WRITTEN PROBLEM » Look through the data below. Show each line where the string "daty" occurs.

╔══

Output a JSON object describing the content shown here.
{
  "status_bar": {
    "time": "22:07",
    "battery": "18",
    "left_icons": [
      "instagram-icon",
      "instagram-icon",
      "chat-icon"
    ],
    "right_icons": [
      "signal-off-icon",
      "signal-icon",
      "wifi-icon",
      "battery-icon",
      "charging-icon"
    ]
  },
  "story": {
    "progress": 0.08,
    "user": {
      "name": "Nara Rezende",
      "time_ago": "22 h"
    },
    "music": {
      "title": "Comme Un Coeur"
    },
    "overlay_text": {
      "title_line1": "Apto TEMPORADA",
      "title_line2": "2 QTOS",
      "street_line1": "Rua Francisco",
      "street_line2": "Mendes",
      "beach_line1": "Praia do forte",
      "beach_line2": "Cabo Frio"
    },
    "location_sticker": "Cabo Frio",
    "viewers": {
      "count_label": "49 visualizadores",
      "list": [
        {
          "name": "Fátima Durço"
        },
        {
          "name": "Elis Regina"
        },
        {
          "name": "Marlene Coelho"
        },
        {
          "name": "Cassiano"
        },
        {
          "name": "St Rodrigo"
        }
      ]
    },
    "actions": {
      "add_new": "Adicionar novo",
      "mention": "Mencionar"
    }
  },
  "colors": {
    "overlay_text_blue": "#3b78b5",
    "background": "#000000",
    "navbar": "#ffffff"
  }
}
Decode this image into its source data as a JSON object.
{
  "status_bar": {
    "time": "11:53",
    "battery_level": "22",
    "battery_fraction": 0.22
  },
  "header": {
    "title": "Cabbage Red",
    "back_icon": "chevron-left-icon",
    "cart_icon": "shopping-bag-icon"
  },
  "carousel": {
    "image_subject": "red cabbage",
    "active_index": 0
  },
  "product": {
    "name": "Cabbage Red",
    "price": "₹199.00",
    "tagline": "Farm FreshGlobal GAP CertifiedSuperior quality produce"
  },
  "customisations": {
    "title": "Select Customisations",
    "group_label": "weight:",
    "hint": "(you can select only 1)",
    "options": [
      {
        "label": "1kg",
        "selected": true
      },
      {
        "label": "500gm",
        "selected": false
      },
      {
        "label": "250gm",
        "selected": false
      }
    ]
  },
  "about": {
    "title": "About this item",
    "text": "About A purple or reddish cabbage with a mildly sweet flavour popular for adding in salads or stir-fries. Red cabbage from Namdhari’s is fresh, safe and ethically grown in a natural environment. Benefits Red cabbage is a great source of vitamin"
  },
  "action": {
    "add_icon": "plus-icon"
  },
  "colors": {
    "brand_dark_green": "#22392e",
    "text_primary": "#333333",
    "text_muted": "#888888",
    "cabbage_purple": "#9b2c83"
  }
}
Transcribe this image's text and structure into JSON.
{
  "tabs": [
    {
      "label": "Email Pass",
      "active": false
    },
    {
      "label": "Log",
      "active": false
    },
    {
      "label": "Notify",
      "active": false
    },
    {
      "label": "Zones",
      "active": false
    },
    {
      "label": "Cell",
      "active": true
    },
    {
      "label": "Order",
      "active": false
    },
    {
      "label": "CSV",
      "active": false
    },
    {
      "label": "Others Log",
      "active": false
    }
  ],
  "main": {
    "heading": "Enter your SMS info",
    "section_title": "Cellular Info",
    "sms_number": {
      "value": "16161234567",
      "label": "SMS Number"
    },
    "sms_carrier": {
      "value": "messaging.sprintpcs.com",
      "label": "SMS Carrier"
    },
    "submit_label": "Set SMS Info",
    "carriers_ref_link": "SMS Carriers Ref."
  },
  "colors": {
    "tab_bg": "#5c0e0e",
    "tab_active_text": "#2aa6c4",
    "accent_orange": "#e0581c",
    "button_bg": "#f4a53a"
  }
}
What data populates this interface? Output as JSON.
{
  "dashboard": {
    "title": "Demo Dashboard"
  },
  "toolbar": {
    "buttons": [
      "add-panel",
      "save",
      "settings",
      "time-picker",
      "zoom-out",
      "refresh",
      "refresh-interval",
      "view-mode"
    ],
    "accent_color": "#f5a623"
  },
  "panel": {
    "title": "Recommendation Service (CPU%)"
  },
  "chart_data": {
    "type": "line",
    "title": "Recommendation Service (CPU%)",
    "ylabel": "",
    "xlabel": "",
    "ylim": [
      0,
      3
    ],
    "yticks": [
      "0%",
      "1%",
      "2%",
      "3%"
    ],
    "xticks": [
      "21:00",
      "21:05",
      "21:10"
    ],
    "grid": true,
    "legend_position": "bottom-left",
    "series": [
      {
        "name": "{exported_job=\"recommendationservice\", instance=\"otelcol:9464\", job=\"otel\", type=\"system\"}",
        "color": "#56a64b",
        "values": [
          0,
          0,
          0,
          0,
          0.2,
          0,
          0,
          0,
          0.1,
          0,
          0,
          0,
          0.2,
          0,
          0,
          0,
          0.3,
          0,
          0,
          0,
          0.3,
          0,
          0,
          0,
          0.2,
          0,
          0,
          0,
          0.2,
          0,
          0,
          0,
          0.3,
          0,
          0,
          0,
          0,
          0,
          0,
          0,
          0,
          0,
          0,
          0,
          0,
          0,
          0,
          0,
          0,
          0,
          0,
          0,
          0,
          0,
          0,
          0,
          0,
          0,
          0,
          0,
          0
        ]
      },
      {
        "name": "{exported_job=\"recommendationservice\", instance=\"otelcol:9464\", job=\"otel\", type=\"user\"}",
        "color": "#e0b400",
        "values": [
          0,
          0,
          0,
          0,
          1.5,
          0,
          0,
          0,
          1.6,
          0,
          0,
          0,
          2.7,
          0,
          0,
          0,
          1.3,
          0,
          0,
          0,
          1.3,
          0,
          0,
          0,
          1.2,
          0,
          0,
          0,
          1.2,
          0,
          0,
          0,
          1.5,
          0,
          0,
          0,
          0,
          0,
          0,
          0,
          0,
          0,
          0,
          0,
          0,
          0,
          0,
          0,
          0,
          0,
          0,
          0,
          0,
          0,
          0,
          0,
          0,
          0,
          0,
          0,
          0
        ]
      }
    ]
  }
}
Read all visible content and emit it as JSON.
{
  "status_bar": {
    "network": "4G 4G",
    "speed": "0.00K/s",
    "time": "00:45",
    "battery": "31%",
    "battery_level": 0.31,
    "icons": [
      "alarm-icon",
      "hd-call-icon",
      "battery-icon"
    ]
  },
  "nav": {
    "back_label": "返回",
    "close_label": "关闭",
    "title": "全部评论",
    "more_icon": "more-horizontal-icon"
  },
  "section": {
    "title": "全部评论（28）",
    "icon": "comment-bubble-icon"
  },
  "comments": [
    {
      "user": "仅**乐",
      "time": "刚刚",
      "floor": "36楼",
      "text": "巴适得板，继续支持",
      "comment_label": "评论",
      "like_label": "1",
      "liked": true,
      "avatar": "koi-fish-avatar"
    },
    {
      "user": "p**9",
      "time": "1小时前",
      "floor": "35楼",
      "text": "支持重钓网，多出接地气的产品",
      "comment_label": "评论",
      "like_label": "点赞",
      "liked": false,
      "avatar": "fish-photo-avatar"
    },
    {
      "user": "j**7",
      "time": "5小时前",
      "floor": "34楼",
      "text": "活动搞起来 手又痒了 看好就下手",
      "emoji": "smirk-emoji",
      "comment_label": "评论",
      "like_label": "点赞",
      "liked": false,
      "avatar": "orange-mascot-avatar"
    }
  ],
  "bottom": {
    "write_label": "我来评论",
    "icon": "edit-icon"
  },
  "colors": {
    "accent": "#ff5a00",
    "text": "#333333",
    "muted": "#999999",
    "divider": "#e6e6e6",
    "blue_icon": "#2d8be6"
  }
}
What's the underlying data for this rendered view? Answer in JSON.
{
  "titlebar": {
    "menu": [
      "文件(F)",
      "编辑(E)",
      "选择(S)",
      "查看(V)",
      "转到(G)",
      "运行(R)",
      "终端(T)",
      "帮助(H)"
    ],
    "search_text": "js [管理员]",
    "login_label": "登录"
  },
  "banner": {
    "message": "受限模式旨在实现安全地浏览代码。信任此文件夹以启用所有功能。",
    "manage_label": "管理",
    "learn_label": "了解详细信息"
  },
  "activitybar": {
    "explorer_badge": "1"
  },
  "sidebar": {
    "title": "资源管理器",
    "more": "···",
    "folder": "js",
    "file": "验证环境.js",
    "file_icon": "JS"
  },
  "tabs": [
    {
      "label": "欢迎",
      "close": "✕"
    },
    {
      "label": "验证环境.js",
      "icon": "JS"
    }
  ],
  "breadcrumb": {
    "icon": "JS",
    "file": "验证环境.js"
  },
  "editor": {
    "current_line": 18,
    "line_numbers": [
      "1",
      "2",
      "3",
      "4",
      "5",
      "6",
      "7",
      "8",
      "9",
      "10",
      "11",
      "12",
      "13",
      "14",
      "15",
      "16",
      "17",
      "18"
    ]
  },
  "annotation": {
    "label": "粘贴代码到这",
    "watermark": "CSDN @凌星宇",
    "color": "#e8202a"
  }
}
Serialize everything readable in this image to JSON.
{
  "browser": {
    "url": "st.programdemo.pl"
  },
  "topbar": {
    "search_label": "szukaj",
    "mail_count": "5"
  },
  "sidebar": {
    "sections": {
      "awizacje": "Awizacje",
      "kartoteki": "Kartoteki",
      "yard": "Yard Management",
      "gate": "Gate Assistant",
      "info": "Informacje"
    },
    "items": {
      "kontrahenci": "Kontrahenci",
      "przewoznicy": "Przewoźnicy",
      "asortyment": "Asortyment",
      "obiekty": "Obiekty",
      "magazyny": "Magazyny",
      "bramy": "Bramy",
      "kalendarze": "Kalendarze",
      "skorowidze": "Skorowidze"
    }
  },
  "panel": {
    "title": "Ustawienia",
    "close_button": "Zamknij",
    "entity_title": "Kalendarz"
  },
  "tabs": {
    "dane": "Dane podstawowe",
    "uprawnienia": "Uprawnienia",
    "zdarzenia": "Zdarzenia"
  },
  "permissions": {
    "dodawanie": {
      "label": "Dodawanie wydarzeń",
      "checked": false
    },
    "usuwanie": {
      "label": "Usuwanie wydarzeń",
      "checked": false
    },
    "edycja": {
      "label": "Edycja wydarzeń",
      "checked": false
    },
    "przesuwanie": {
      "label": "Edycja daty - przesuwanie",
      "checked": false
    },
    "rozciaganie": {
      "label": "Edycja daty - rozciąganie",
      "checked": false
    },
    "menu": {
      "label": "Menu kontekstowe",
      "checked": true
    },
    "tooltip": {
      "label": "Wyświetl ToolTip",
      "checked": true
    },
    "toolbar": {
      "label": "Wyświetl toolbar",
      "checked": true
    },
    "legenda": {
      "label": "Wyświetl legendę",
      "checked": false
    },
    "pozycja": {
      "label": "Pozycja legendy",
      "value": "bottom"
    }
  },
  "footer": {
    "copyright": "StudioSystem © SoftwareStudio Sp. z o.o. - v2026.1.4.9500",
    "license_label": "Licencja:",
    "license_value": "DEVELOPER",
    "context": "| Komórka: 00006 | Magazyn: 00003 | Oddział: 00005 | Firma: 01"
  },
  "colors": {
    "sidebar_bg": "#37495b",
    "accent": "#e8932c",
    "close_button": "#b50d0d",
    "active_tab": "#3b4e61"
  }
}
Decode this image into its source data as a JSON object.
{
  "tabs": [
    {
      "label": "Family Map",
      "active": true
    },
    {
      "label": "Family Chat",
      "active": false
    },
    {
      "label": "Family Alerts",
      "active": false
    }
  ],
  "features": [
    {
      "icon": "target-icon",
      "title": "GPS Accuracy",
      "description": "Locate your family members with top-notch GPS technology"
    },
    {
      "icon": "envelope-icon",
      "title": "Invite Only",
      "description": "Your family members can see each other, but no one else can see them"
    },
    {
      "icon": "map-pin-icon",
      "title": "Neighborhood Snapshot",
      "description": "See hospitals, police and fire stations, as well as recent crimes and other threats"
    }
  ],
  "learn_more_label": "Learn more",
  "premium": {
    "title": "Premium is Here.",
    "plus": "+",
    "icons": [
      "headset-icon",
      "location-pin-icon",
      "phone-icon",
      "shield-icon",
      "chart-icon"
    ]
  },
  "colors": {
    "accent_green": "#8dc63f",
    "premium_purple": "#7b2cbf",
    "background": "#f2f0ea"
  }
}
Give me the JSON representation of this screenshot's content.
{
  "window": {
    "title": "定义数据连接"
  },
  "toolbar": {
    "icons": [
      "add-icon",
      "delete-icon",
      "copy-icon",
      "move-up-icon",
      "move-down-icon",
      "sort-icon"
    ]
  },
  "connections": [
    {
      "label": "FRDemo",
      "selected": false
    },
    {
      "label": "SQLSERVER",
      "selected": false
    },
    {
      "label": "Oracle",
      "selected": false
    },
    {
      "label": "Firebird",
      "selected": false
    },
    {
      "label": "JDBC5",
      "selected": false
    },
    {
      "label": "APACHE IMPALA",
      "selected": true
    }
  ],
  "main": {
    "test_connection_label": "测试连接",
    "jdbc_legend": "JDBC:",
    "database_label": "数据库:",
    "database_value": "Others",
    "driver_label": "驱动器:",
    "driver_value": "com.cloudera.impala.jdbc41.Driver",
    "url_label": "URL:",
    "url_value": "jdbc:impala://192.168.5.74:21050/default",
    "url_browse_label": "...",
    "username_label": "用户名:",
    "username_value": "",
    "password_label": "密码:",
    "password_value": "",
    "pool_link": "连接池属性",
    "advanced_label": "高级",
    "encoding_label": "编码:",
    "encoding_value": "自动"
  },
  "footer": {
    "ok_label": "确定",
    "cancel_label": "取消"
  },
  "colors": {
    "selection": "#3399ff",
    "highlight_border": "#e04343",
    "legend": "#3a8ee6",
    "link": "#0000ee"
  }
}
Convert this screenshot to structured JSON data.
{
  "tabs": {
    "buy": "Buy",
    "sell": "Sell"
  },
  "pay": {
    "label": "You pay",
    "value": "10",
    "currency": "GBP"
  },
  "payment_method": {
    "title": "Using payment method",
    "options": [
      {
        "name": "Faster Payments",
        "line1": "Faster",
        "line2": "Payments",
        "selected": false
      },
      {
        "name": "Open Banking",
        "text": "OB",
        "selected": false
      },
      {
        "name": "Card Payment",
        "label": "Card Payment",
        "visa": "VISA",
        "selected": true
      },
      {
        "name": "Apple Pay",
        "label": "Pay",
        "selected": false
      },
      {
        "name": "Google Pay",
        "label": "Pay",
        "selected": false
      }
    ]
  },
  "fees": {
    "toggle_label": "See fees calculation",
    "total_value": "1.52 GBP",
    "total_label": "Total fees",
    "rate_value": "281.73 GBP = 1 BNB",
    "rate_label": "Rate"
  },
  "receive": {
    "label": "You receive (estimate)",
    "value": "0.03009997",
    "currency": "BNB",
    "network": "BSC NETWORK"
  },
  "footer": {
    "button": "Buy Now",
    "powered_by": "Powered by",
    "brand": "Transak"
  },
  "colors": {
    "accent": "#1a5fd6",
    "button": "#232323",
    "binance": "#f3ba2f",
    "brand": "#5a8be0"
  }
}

╚══

RESULT OF THE EXERCISE »
      "label": "Edycja daty - przesuwanie",
      "label": "Edycja daty - rozciąganie",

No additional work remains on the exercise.